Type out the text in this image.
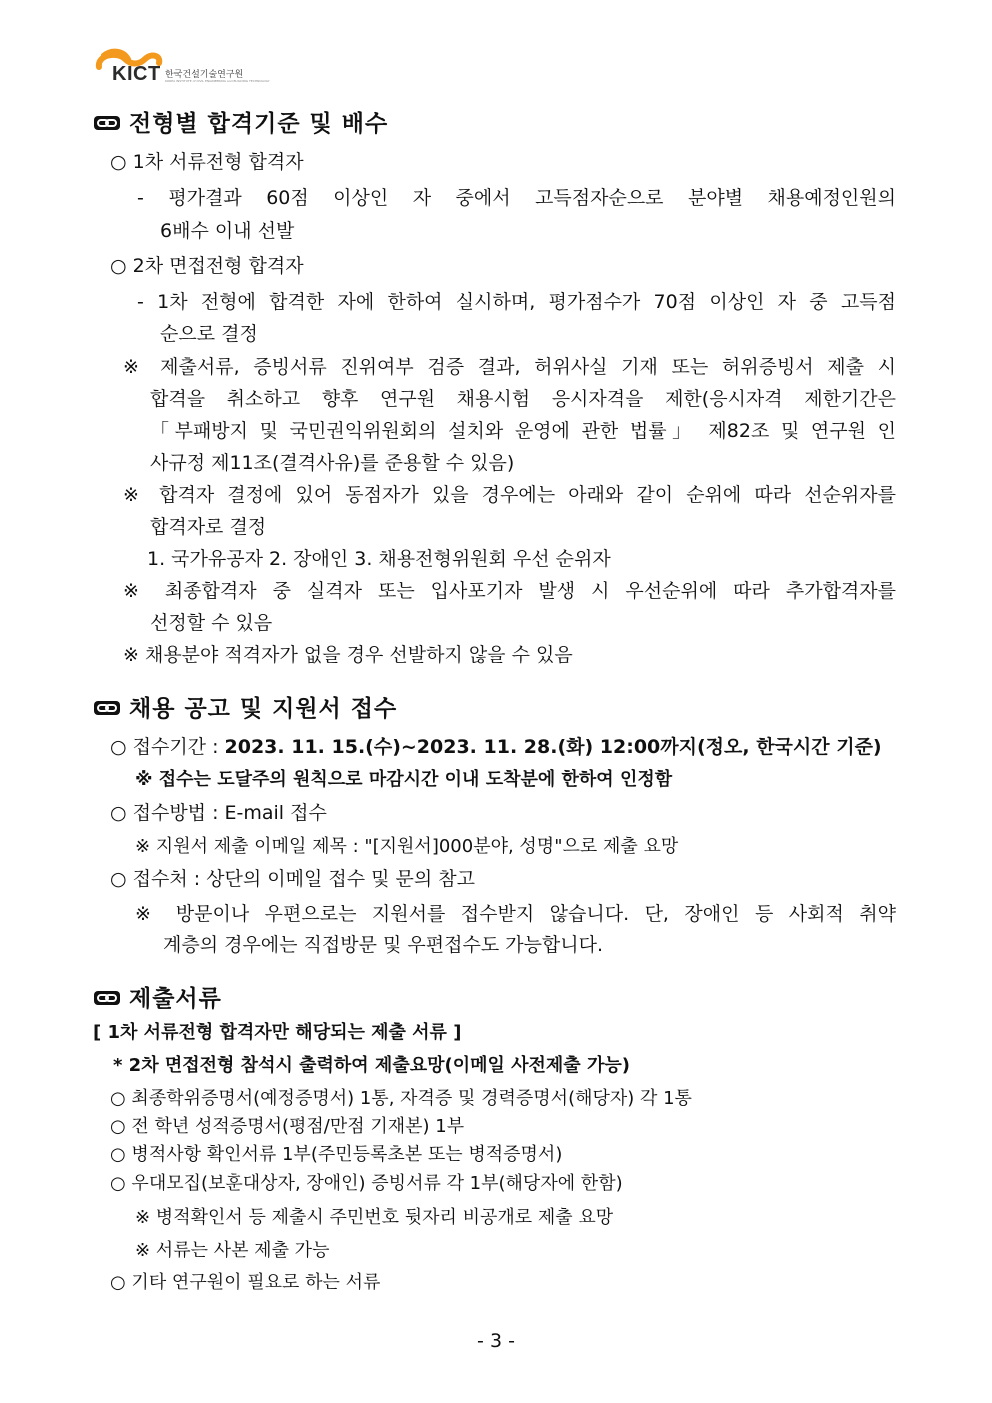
KICT 한국건설기술연구원
KOREA INSTITUTE of CIVIL ENGINEERING and BUILDING TECHNOLOGY
전형별 합격기준 및 배수
○ 1차 서류전형 합격자
- 평가결과 60점 이상인 자 중에서 고득점자순으로 분야별 채용예정인원의
6배수 이내 선발
○ 2차 면접전형 합격자
- 1차 전형에 합격한 자에 한하여 실시하며, 평가점수가 70점 이상인 자 중 고득점
순으로 결정
※ 제출서류, 증빙서류 진위여부 검증 결과, 허위사실 기재 또는 허위증빙서 제출 시
합격을 취소하고 향후 연구원 채용시험 응시자격을 제한(응시자격 제한기간은
「부패방지 및 국민권익위원회의 설치와 운영에 관한 법률」 제82조 및 연구원 인
사규정 제11조(결격사유)를 준용할 수 있음)
※ 합격자 결정에 있어 동점자가 있을 경우에는 아래와 같이 순위에 따라 선순위자를
합격자로 결정
1. 국가유공자 2. 장애인 3. 채용전형위원회 우선 순위자
※ 최종합격자 중 실격자 또는 입사포기자 발생 시 우선순위에 따라 추가합격자를
선정할 수 있음
※ 채용분야 적격자가 없을 경우 선발하지 않을 수 있음
채용 공고 및 지원서 접수
○ 접수기간 : 2023. 11. 15.(수)~2023. 11. 28.(화) 12:00까지(정오, 한국시간 기준)
※ 접수는 도달주의 원칙으로 마감시간 이내 도착분에 한하여 인정함
○ 접수방법 : E-mail 접수
※ 지원서 제출 이메일 제목 : "[지원서]000분야, 성명"으로 제출 요망
○ 접수처 : 상단의 이메일 접수 및 문의 참고
※ 방문이나 우편으로는 지원서를 접수받지 않습니다. 단, 장애인 등 사회적 취약
계층의 경우에는 직접방문 및 우편접수도 가능합니다.
제출서류
[ 1차 서류전형 합격자만 해당되는 제출 서류 ]
* 2차 면접전형 참석시 출력하여 제출요망(이메일 사전제출 가능)
○ 최종학위증명서(예정증명서) 1통, 자격증 및 경력증명서(해당자) 각 1통
○ 전 학년 성적증명서(평점/만점 기재본) 1부
○ 병적사항 확인서류 1부(주민등록초본 또는 병적증명서)
○ 우대모집(보훈대상자, 장애인) 증빙서류 각 1부(해당자에 한함)
※ 병적확인서 등 제출시 주민번호 뒷자리 비공개로 제출 요망
※ 서류는 사본 제출 가능
○ 기타 연구원이 필요로 하는 서류
- 3 -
· · · · ·
» **STATED PROBLEM**
Keep the pictures out of the copy and write out the data exactly as it stands.

» **OUTPUT FOR THIS EXERCISE**
Type out the text in this image.
KICT 한국건설기술연구원
KOREA INSTITUTE of CIVIL ENGINEERING and BUILDING TECHNOLOGY
전형별 합격기준 및 배수
○ 1차 서류전형 합격자
- 평가결과 60점 이상인 자 중에서 고득점자순으로 분야별 채용예정인원의
6배수 이내 선발
○ 2차 면접전형 합격자
- 1차 전형에 합격한 자에 한하여 실시하며, 평가점수가 70점 이상인 자 중 고득점
순으로 결정
※ 제출서류, 증빙서류 진위여부 검증 결과, 허위사실 기재 또는 허위증빙서 제출 시
합격을 취소하고 향후 연구원 채용시험 응시자격을 제한(응시자격 제한기간은
「부패방지 및 국민권익위원회의 설치와 운영에 관한 법률」 제82조 및 연구원 인
사규정 제11조(결격사유)를 준용할 수 있음)
※ 합격자 결정에 있어 동점자가 있을 경우에는 아래와 같이 순위에 따라 선순위자를
합격자로 결정
1. 국가유공자 2. 장애인 3. 채용전형위원회 우선 순위자
※ 최종합격자 중 실격자 또는 입사포기자 발생 시 우선순위에 따라 추가합격자를
선정할 수 있음
※ 채용분야 적격자가 없을 경우 선발하지 않을 수 있음
채용 공고 및 지원서 접수
○ 접수기간 : 2023. 11. 15.(수)~2023. 11. 28.(화) 12:00까지(정오, 한국시간 기준)
※ 접수는 도달주의 원칙으로 마감시간 이내 도착분에 한하여 인정함
○ 접수방법 : E-mail 접수
※ 지원서 제출 이메일 제목 : "[지원서]000분야, 성명"으로 제출 요망
○ 접수처 : 상단의 이메일 접수 및 문의 참고
※ 방문이나 우편으로는 지원서를 접수받지 않습니다. 단, 장애인 등 사회적 취약
계층의 경우에는 직접방문 및 우편접수도 가능합니다.
제출서류
[ 1차 서류전형 합격자만 해당되는 제출 서류 ]
* 2차 면접전형 참석시 출력하여 제출요망(이메일 사전제출 가능)
○ 최종학위증명서(예정증명서) 1통, 자격증 및 경력증명서(해당자) 각 1통
○ 전 학년 성적증명서(평점/만점 기재본) 1부
○ 병적사항 확인서류 1부(주민등록초본 또는 병적증명서)
○ 우대모집(보훈대상자, 장애인) 증빙서류 각 1부(해당자에 한함)
※ 병적확인서 등 제출시 주민번호 뒷자리 비공개로 제출 요망
※ 서류는 사본 제출 가능
○ 기타 연구원이 필요로 하는 서류
- 3 -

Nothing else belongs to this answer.